CHALLENGE:
Transcribe each record exactly. Include every one.

RECORDS FOR THE TASK:
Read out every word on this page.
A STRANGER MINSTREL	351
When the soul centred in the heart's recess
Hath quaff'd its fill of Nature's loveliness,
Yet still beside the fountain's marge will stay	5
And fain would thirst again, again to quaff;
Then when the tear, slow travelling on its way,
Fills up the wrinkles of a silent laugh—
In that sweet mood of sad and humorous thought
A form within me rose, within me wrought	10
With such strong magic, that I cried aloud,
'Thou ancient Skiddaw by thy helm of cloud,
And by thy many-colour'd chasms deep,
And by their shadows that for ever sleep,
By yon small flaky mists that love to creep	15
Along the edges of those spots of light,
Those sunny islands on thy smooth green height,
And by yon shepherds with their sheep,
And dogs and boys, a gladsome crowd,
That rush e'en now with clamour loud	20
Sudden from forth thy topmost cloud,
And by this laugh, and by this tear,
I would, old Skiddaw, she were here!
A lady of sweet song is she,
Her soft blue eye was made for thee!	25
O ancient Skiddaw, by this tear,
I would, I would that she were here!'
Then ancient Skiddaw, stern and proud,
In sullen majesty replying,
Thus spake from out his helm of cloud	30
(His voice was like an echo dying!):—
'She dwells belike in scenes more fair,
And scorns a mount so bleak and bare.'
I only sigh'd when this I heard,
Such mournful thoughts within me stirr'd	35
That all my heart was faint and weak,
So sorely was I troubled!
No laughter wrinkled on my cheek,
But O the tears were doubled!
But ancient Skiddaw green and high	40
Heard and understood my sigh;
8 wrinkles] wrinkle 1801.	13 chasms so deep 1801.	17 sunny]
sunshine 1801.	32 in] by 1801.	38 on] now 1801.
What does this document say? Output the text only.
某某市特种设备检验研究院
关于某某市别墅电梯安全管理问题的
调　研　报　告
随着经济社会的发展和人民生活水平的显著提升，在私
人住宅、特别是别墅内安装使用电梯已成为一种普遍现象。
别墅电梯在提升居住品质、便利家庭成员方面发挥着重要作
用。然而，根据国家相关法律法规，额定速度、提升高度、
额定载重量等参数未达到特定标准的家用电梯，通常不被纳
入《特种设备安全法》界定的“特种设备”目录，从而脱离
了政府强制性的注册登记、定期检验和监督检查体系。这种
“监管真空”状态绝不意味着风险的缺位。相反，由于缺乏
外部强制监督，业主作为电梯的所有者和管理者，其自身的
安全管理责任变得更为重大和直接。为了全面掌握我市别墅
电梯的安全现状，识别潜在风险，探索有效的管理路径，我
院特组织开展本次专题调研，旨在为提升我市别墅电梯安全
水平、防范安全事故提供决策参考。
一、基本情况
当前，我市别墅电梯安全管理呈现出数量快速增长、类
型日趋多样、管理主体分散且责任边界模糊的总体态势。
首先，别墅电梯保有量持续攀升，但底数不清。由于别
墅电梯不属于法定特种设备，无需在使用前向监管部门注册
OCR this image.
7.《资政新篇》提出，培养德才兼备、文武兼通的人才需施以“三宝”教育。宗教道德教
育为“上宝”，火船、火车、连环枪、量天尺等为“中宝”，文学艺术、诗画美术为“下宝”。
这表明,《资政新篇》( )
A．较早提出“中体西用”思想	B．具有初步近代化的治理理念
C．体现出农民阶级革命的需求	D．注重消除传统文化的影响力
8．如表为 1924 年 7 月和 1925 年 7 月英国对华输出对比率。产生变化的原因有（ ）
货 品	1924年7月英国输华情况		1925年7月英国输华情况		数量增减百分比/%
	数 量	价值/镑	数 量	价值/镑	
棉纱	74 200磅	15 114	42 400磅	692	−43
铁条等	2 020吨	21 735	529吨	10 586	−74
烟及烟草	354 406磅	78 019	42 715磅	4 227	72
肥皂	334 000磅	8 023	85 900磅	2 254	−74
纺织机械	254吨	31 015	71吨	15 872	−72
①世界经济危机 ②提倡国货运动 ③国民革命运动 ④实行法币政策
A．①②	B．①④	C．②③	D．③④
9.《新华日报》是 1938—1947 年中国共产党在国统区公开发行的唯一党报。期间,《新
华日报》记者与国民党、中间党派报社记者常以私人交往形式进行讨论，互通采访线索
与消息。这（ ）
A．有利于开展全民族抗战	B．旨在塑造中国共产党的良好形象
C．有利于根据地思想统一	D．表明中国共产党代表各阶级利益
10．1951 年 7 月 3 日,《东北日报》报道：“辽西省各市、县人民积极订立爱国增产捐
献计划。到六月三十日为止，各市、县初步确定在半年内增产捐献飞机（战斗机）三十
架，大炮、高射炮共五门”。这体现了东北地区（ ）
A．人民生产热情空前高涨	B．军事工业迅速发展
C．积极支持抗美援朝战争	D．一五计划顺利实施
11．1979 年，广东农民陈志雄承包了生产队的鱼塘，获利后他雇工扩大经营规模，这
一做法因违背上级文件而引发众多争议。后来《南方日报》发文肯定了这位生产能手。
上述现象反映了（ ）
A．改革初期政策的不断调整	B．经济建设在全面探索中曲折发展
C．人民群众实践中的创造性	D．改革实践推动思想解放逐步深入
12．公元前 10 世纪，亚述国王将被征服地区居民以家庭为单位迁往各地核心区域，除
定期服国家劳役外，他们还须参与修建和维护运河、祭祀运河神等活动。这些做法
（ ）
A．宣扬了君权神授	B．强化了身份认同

PROBLEM SOLUTION:
Read out every word on this page.
A STRANGER MINSTREL	351
When the soul centred in the heart's recess
Hath quaff'd its fill of Nature's loveliness,
Yet still beside the fountain's marge will stay	5
And fain would thirst again, again to quaff;
Then when the tear, slow travelling on its way,
Fills up the wrinkles of a silent laugh—
In that sweet mood of sad and humorous thought
A form within me rose, within me wrought	10
With such strong magic, that I cried aloud,
'Thou ancient Skiddaw by thy helm of cloud,
And by thy many-colour'd chasms deep,
And by their shadows that for ever sleep,
By yon small flaky mists that love to creep	15
Along the edges of those spots of light,
Those sunny islands on thy smooth green height,
And by yon shepherds with their sheep,
And dogs and boys, a gladsome crowd,
That rush e'en now with clamour loud	20
Sudden from forth thy topmost cloud,
And by this laugh, and by this tear,
I would, old Skiddaw, she were here!
A lady of sweet song is she,
Her soft blue eye was made for thee!	25
O ancient Skiddaw, by this tear,
I would, I would that she were here!'
Then ancient Skiddaw, stern and proud,
In sullen majesty replying,
Thus spake from out his helm of cloud	30
(His voice was like an echo dying!):—
'She dwells belike in scenes more fair,
And scorns a mount so bleak and bare.'
I only sigh'd when this I heard,
Such mournful thoughts within me stirr'd	35
That all my heart was faint and weak,
So sorely was I troubled!
No laughter wrinkled on my cheek,
But O the tears were doubled!
But ancient Skiddaw green and high	40
Heard and understood my sigh;
8 wrinkles] wrinkle 1801.	13 chasms so deep 1801.	17 sunny]
sunshine 1801.	32 in] by 1801.	38 on] now 1801.
What does this document say? Output the text only.
某某市特种设备检验研究院
关于某某市别墅电梯安全管理问题的
调　研　报　告
随着经济社会的发展和人民生活水平的显著提升，在私
人住宅、特别是别墅内安装使用电梯已成为一种普遍现象。
别墅电梯在提升居住品质、便利家庭成员方面发挥着重要作
用。然而，根据国家相关法律法规，额定速度、提升高度、
额定载重量等参数未达到特定标准的家用电梯，通常不被纳
入《特种设备安全法》界定的“特种设备”目录，从而脱离
了政府强制性的注册登记、定期检验和监督检查体系。这种
“监管真空”状态绝不意味着风险的缺位。相反，由于缺乏
外部强制监督，业主作为电梯的所有者和管理者，其自身的
安全管理责任变得更为重大和直接。为了全面掌握我市别墅
电梯的安全现状，识别潜在风险，探索有效的管理路径，我
院特组织开展本次专题调研，旨在为提升我市别墅电梯安全
水平、防范安全事故提供决策参考。
一、基本情况
当前，我市别墅电梯安全管理呈现出数量快速增长、类
型日趋多样、管理主体分散且责任边界模糊的总体态势。
首先，别墅电梯保有量持续攀升，但底数不清。由于别
墅电梯不属于法定特种设备，无需在使用前向监管部门注册
OCR this image.
7.《资政新篇》提出，培养德才兼备、文武兼通的人才需施以“三宝”教育。宗教道德教
育为“上宝”，火船、火车、连环枪、量天尺等为“中宝”，文学艺术、诗画美术为“下宝”。
这表明,《资政新篇》( )
A．较早提出“中体西用”思想	B．具有初步近代化的治理理念
C．体现出农民阶级革命的需求	D．注重消除传统文化的影响力
8．如表为 1924 年 7 月和 1925 年 7 月英国对华输出对比率。产生变化的原因有（ ）
货 品	1924年7月英国输华情况		1925年7月英国输华情况		数量增减百分比/%
	数 量	价值/镑	数 量	价值/镑	
棉纱	74 200磅	15 114	42 400磅	692	−43
铁条等	2 020吨	21 735	529吨	10 586	−74
烟及烟草	354 406磅	78 019	42 715磅	4 227	72
肥皂	334 000磅	8 023	85 900磅	2 254	−74
纺织机械	254吨	31 015	71吨	15 872	−72
①世界经济危机 ②提倡国货运动 ③国民革命运动 ④实行法币政策
A．①②	B．①④	C．②③	D．③④
9.《新华日报》是 1938—1947 年中国共产党在国统区公开发行的唯一党报。期间,《新
华日报》记者与国民党、中间党派报社记者常以私人交往形式进行讨论，互通采访线索
与消息。这（ ）
A．有利于开展全民族抗战	B．旨在塑造中国共产党的良好形象
C．有利于根据地思想统一	D．表明中国共产党代表各阶级利益
10．1951 年 7 月 3 日,《东北日报》报道：“辽西省各市、县人民积极订立爱国增产捐
献计划。到六月三十日为止，各市、县初步确定在半年内增产捐献飞机（战斗机）三十
架，大炮、高射炮共五门”。这体现了东北地区（ ）
A．人民生产热情空前高涨	B．军事工业迅速发展
C．积极支持抗美援朝战争	D．一五计划顺利实施
11．1979 年，广东农民陈志雄承包了生产队的鱼塘，获利后他雇工扩大经营规模，这
一做法因违背上级文件而引发众多争议。后来《南方日报》发文肯定了这位生产能手。
上述现象反映了（ ）
A．改革初期政策的不断调整	B．经济建设在全面探索中曲折发展
C．人民群众实践中的创造性	D．改革实践推动思想解放逐步深入
12．公元前 10 世纪，亚述国王将被征服地区居民以家庭为单位迁往各地核心区域，除
定期服国家劳役外，他们还须参与修建和维护运河、祭祀运河神等活动。这些做法
（ ）
A．宣扬了君权神授	B．强化了身份认同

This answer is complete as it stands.